Locate each line in the records containing "JSON". Copy it.

INPUT FOR THIS TASK ::

- - - -

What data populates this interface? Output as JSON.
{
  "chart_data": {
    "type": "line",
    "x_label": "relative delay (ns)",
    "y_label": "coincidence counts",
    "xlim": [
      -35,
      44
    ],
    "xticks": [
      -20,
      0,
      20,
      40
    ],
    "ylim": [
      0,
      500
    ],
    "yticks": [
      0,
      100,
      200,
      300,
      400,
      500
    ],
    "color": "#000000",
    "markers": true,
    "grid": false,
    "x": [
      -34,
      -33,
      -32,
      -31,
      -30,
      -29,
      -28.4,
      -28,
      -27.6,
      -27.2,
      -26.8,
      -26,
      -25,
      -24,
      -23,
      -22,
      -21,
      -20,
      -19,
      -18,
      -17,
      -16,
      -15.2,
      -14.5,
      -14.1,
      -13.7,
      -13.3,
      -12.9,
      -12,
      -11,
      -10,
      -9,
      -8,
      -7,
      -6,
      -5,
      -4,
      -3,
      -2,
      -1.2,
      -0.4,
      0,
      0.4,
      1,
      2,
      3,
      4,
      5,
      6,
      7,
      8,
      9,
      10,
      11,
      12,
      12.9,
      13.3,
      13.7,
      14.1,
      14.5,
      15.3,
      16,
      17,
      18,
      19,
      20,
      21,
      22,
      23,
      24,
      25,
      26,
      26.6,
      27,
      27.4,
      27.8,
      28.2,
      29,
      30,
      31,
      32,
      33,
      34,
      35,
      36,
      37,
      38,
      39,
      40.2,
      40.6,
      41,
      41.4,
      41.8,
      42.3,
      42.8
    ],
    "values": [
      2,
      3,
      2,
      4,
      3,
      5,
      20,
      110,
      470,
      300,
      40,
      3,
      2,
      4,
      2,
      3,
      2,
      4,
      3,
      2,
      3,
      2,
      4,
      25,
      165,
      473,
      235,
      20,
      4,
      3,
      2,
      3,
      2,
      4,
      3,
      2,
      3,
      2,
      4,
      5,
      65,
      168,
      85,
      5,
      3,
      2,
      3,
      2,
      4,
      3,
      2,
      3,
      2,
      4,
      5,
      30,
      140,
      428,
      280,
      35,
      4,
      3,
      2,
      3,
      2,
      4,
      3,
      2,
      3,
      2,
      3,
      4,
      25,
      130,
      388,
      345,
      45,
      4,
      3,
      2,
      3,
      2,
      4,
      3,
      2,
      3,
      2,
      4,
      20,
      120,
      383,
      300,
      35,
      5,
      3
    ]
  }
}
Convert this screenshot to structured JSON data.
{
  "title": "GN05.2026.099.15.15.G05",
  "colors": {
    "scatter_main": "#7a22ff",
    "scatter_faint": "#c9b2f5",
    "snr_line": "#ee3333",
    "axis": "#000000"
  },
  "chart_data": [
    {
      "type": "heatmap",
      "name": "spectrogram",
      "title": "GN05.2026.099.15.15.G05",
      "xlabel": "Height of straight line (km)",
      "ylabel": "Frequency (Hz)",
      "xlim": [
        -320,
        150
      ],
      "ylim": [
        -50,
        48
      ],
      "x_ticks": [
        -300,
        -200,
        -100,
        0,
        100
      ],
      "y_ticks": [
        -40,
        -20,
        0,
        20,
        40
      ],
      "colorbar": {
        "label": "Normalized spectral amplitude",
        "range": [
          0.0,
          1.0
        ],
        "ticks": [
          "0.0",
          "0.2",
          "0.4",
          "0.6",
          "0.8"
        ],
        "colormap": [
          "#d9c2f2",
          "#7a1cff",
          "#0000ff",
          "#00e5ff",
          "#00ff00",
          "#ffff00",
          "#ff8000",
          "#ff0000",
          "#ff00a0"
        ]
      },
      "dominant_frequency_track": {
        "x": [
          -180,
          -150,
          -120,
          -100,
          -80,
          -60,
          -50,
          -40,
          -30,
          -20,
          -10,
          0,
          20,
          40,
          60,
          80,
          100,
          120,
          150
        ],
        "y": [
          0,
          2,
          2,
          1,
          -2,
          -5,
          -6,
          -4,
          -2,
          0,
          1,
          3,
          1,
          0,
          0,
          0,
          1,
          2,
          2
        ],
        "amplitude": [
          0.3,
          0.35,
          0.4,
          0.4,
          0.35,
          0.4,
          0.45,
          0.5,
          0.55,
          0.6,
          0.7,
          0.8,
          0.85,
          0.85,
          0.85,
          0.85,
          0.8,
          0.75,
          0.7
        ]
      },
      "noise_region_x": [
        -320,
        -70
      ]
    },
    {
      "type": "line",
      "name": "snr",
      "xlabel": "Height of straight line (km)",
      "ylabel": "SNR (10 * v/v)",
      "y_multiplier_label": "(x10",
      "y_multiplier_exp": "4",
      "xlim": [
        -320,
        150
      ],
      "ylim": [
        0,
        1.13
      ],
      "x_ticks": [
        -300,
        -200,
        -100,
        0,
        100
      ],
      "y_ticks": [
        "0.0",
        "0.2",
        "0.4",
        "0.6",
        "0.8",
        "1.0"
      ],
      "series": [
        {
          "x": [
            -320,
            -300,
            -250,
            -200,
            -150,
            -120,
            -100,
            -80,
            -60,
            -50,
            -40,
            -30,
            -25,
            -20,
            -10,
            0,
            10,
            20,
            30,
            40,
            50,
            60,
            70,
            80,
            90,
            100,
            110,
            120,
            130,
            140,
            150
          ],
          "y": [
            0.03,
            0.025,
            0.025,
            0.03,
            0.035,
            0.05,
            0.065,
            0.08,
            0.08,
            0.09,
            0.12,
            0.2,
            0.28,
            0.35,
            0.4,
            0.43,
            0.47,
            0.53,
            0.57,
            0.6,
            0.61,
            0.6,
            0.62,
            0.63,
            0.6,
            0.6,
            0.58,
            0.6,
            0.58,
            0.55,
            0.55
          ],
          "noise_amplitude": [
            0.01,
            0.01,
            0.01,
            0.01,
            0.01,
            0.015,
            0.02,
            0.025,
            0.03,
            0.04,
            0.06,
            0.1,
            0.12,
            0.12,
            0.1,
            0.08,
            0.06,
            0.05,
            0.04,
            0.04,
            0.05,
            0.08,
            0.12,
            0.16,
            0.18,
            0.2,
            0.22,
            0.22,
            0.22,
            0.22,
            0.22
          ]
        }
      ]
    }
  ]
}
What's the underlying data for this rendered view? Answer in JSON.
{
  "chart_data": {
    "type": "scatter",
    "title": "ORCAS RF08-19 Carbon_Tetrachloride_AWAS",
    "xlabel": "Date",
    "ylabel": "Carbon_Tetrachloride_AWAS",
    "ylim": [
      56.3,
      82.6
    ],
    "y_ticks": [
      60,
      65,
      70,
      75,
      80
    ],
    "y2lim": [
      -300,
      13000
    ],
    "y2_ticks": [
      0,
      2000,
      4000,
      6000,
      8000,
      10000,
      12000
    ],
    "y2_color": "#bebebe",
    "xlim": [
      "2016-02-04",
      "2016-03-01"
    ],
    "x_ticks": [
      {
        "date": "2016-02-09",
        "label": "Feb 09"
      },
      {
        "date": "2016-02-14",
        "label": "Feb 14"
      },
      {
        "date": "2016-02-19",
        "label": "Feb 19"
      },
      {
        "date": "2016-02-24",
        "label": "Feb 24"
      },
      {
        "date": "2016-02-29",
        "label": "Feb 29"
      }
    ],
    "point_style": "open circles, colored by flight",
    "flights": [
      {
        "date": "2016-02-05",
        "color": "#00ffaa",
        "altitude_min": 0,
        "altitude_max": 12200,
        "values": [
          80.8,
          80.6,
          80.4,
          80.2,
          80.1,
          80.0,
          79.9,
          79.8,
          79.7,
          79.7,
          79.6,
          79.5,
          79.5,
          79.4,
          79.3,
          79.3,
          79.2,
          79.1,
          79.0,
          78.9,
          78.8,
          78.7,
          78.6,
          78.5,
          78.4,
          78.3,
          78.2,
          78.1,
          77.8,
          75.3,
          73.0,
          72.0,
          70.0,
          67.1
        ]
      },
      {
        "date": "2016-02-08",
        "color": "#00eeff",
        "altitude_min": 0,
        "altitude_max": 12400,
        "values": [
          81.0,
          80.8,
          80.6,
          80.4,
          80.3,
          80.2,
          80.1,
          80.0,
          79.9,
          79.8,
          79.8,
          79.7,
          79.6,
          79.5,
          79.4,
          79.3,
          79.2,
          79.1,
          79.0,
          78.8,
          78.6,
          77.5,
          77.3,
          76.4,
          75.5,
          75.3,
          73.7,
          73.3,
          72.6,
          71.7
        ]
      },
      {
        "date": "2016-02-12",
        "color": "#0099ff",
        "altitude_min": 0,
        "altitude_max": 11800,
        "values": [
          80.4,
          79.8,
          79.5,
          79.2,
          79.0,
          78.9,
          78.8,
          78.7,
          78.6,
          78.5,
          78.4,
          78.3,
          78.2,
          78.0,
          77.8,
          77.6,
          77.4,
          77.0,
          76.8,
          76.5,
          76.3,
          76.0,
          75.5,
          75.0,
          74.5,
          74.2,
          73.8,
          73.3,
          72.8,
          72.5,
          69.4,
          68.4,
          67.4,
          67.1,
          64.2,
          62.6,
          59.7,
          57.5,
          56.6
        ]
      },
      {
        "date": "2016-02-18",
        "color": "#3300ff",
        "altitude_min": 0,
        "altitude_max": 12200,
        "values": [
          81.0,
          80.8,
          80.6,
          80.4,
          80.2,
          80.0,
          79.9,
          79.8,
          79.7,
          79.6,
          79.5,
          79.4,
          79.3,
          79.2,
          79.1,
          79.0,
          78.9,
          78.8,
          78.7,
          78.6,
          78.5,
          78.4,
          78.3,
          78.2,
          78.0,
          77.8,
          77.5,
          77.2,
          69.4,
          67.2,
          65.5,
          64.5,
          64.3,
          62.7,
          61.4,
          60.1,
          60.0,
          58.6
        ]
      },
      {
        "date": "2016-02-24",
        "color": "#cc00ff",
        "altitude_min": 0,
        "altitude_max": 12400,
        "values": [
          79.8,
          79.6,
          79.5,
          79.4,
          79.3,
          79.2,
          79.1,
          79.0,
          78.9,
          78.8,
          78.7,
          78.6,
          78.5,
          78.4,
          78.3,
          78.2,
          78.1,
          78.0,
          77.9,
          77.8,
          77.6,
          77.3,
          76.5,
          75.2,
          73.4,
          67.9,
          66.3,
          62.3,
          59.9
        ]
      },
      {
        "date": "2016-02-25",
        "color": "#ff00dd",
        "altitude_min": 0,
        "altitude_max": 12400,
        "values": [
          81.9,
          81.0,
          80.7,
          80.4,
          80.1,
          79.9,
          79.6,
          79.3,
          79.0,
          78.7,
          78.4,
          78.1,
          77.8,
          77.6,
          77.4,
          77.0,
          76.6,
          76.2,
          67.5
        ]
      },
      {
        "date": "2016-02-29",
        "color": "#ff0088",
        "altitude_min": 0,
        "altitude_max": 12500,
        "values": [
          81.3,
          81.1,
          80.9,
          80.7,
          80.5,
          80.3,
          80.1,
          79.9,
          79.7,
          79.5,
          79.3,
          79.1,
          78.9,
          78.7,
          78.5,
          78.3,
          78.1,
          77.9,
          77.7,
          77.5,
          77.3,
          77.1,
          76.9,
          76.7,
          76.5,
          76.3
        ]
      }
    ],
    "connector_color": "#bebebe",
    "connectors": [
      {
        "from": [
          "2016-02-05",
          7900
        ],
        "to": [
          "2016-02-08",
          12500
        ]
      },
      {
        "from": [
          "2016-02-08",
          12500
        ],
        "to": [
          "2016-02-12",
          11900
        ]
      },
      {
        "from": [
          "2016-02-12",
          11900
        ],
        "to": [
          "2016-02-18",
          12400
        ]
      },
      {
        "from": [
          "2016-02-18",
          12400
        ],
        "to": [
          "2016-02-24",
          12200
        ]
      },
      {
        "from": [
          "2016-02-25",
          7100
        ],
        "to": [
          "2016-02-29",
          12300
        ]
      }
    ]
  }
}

- - - -

OUTPUT FOR THIS TASK ::
What data populates this interface? Output as JSON.
Convert this screenshot to structured JSON data.
What's the underlying data for this rendered view? Answer in JSON.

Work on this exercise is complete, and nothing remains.